◆ TASK TO COMPLETE ◆
Pictures aside, repeat every entry exactly.
* START *
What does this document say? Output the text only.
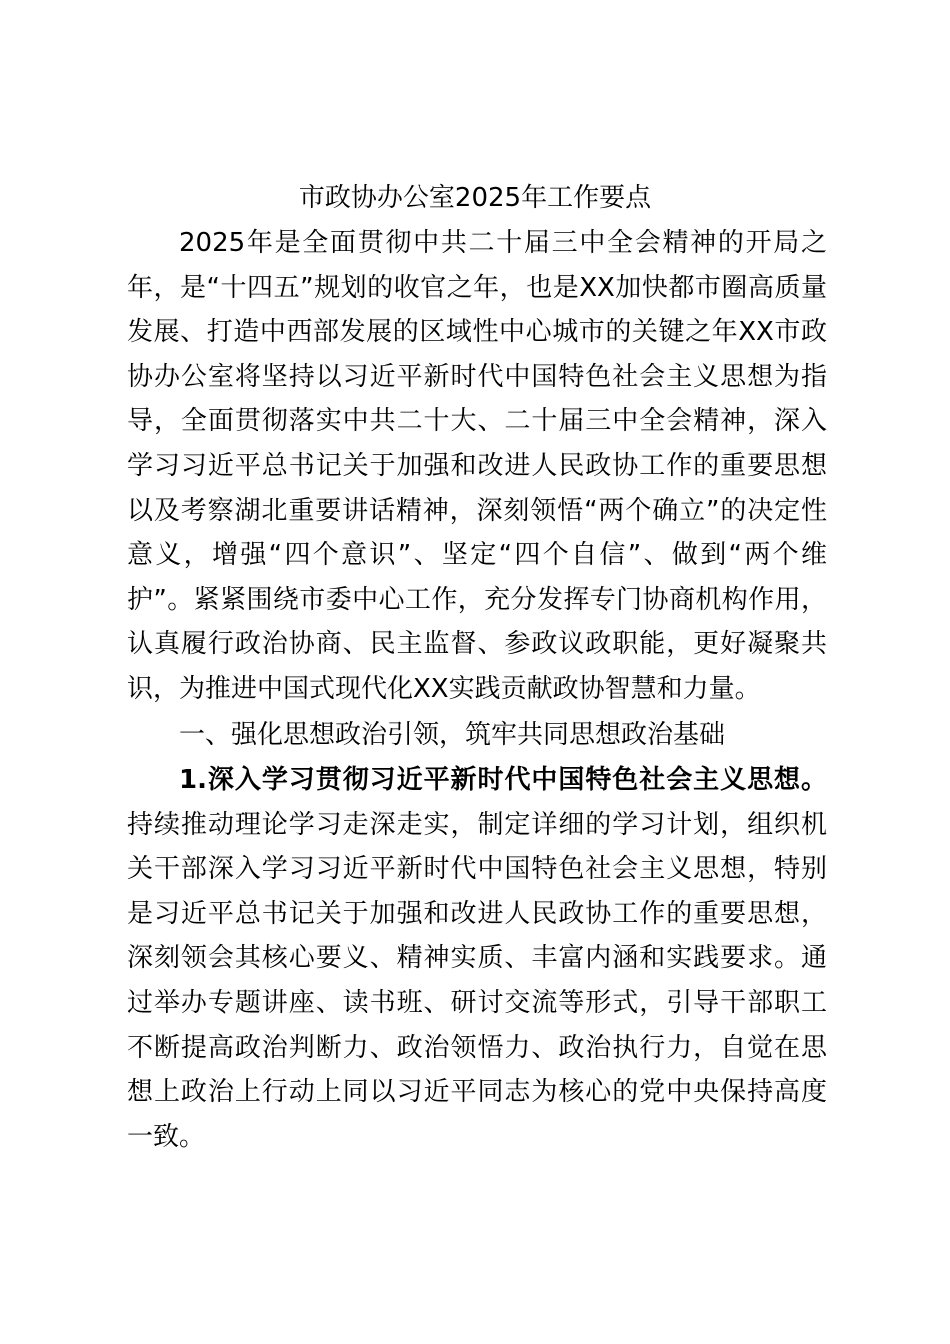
市政协办公室2025年工作要点
2025年是全面贯彻中共二十届三中全会精神的开局之年，是“十四五”规划的收官之年，也是XX加快都市圈高质量发展、打造中西部发展的区域性中心城市的关键之年XX市政协办公室将坚持以习近平新时代中国特色社会主义思想为指导，全面贯彻落实中共二十大、二十届三中全会精神，深入学习习近平总书记关于加强和改进人民政协工作的重要思想以及考察湖北重要讲话精神，深刻领悟“两个确立”的决定性意义，增强“四个意识”、坚定“四个自信”、做到“两个维护”。紧紧围绕市委中心工作，充分发挥专门协商机构作用，认真履行政治协商、民主监督、参政议政职能，更好凝聚共识，为推进中国式现代化XX实践贡献政协智慧和力量。
一、强化思想政治引领，筑牢共同思想政治基础
1.深入学习贯彻习近平新时代中国特色社会主义思想。持续推动理论学习走深走实，制定详细的学习计划，组织机关干部深入学习习近平新时代中国特色社会主义思想，特别是习近平总书记关于加强和改进人民政协工作的重要思想，深刻领会其核心要义、精神实质、丰富内涵和实践要求。通过举办专题讲座、读书班、研讨交流等形式，引导干部职工不断提高政治判断力、政治领悟力、政治执行力，自觉在思想上政治上行动上同以习近平同志为核心的党中央保持高度一致。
* END *
◆ RESPONSE BELOW ◆
What does this document say? Output the text only.
市政协办公室2025年工作要点
2025年是全面贯彻中共二十届三中全会精神的开局之年，是“十四五”规划的收官之年，也是XX加快都市圈高质量发展、打造中西部发展的区域性中心城市的关键之年XX市政协办公室将坚持以习近平新时代中国特色社会主义思想为指导，全面贯彻落实中共二十大、二十届三中全会精神，深入学习习近平总书记关于加强和改进人民政协工作的重要思想以及考察湖北重要讲话精神，深刻领悟“两个确立”的决定性意义，增强“四个意识”、坚定“四个自信”、做到“两个维护”。紧紧围绕市委中心工作，充分发挥专门协商机构作用，认真履行政治协商、民主监督、参政议政职能，更好凝聚共识，为推进中国式现代化XX实践贡献政协智慧和力量。
一、强化思想政治引领，筑牢共同思想政治基础
1.深入学习贯彻习近平新时代中国特色社会主义思想。持续推动理论学习走深走实，制定详细的学习计划，组织机关干部深入学习习近平新时代中国特色社会主义思想，特别是习近平总书记关于加强和改进人民政协工作的重要思想，深刻领会其核心要义、精神实质、丰富内涵和实践要求。通过举办专题讲座、读书班、研讨交流等形式，引导干部职工不断提高政治判断力、政治领悟力、政治执行力，自觉在思想上政治上行动上同以习近平同志为核心的党中央保持高度一致。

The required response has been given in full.